— Start —

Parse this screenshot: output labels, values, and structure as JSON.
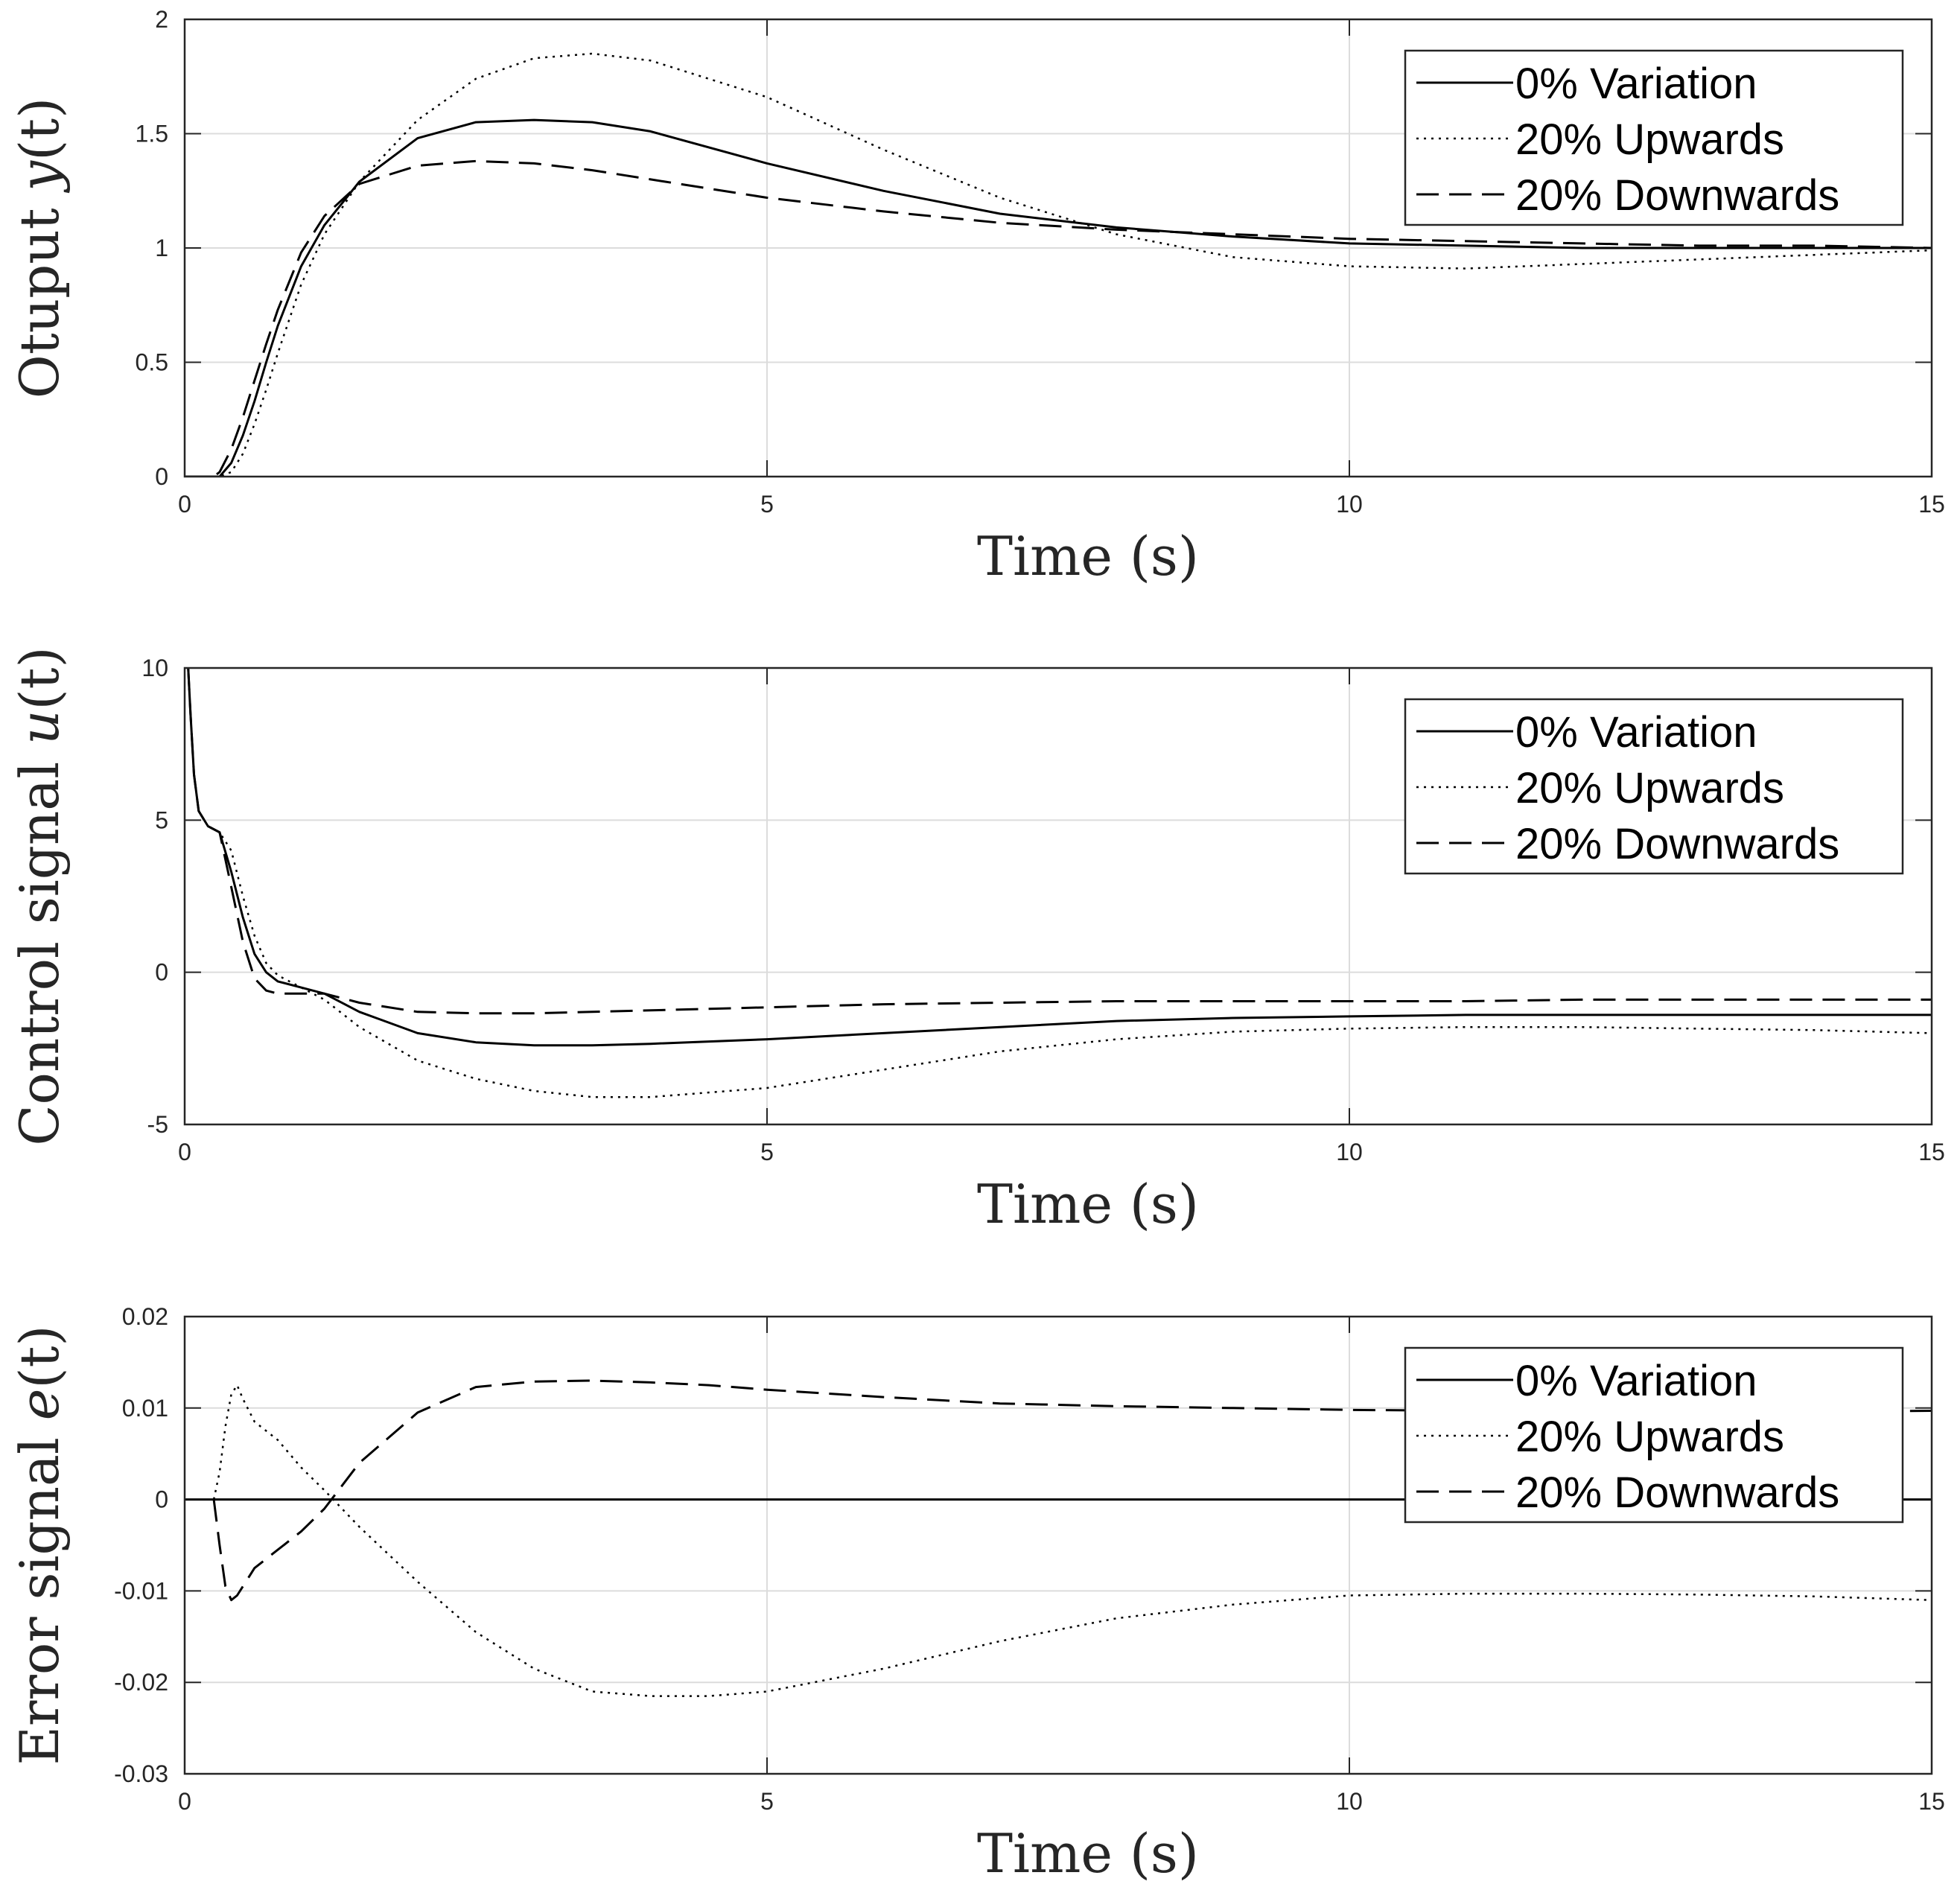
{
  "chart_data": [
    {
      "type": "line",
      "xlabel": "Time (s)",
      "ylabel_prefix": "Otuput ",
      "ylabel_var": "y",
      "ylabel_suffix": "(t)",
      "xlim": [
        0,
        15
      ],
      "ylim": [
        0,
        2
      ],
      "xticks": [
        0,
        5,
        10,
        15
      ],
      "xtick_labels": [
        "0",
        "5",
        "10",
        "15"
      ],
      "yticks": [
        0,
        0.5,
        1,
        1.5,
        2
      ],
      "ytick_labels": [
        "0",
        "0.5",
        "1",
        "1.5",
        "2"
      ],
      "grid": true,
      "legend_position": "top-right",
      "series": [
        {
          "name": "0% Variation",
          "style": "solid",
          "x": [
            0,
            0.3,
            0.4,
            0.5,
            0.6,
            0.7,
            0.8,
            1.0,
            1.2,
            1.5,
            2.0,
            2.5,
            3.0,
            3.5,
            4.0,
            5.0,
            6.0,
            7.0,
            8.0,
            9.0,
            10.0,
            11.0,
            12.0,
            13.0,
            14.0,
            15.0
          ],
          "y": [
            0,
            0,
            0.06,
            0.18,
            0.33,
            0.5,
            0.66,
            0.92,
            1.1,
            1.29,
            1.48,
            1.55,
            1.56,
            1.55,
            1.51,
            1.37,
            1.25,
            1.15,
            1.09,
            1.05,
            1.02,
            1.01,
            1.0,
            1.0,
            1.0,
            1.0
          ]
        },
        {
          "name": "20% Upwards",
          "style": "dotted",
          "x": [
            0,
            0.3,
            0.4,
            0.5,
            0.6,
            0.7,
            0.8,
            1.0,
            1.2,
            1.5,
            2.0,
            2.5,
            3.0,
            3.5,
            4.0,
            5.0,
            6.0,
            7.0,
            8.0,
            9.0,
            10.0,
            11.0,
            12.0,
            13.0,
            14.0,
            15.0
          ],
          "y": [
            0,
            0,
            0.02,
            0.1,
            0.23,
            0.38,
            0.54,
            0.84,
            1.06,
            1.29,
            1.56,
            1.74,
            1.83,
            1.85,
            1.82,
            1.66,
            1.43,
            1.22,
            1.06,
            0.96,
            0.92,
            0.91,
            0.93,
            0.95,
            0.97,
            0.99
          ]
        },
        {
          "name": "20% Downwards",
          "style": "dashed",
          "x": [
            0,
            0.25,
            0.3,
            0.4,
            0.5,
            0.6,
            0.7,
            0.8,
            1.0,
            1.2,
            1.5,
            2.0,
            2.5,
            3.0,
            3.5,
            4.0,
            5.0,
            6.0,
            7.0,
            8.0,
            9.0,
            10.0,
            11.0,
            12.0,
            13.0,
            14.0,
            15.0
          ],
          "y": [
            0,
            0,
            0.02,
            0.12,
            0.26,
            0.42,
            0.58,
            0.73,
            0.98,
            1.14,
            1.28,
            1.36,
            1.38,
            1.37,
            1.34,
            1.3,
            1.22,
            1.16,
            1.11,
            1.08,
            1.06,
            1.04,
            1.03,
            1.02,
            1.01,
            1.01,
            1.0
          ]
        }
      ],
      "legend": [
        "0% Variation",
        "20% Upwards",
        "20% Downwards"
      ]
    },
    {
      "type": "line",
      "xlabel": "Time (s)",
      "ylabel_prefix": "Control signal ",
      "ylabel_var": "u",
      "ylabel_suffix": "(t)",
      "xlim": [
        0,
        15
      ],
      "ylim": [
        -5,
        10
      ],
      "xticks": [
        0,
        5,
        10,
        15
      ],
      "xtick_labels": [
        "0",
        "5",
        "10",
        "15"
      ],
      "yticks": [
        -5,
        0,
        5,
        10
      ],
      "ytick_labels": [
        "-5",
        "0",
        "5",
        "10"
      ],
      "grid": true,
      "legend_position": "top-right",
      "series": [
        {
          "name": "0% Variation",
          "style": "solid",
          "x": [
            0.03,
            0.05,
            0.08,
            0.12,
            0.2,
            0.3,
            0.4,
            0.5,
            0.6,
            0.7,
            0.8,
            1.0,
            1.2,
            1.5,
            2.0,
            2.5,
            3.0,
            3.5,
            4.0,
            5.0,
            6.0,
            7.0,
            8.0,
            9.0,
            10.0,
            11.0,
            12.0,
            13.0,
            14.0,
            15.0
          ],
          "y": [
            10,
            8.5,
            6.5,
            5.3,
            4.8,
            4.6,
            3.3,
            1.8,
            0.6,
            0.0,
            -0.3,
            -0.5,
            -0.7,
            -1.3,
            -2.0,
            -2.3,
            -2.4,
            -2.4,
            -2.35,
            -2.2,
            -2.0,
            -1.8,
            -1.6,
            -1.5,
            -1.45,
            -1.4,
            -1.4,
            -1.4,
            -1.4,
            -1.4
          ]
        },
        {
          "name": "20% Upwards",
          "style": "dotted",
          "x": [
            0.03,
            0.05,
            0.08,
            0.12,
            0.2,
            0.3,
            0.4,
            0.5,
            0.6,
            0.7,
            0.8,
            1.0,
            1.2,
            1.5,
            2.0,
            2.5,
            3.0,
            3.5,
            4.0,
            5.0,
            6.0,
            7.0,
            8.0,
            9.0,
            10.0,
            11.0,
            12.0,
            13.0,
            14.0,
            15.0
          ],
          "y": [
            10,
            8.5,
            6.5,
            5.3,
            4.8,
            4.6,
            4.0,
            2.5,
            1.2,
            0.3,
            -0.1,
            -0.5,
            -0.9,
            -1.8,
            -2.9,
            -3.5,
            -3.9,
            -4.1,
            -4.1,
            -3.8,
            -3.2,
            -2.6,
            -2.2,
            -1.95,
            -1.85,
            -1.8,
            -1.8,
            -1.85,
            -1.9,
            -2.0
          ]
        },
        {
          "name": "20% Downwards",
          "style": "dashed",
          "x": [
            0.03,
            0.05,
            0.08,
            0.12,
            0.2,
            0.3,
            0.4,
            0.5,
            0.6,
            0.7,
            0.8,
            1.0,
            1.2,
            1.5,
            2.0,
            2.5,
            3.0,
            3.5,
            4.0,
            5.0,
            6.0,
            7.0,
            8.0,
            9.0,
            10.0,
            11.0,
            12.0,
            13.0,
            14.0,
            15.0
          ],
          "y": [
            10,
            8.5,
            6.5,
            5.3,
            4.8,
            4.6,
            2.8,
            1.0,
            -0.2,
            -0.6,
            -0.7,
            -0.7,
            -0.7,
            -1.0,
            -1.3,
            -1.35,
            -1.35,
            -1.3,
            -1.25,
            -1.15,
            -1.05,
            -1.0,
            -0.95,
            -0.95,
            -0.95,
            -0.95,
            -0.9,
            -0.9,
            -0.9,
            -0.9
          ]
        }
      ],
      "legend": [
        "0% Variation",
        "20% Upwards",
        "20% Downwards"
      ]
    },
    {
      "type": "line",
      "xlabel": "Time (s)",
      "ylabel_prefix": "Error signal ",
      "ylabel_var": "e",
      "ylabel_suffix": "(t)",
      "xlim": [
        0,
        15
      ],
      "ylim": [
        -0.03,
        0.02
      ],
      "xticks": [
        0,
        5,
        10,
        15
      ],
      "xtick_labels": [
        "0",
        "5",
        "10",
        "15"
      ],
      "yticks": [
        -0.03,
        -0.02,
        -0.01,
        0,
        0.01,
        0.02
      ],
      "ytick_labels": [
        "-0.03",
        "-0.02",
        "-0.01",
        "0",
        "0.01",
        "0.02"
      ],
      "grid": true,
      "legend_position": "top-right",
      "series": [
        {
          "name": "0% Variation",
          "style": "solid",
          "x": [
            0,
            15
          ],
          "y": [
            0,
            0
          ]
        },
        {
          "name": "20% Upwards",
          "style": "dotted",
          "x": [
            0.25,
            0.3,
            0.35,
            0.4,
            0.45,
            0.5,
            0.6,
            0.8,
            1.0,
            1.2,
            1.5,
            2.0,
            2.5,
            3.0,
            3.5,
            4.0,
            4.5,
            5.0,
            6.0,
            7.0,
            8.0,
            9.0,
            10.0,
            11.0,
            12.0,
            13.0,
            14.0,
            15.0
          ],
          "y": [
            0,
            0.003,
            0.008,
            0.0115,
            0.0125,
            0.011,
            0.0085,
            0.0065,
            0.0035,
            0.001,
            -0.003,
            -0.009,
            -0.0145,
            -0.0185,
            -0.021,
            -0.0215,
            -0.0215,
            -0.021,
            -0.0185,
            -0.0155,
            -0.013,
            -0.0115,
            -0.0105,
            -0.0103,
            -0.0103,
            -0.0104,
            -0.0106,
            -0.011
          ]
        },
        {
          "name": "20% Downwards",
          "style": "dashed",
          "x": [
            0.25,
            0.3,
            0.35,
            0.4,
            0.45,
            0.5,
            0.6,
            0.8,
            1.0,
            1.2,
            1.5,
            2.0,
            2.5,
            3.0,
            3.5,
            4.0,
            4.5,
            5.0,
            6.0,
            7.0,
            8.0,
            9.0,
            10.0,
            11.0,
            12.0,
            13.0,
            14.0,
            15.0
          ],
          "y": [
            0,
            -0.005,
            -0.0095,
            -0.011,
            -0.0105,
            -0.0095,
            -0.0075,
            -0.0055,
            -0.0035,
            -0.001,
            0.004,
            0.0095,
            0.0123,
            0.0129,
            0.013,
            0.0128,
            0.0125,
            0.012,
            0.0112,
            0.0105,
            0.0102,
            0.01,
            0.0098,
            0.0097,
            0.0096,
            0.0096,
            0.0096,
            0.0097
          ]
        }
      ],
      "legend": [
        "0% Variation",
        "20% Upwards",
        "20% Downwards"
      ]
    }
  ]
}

— End —

• **SET EXERCISE**:
Select every line in the material above where the string "signal" occurs, and copy it.

• **WRITTEN RESPONSE**:
      "ylabel_prefix": "Control signal ",
      "ylabel_prefix": "Error signal ",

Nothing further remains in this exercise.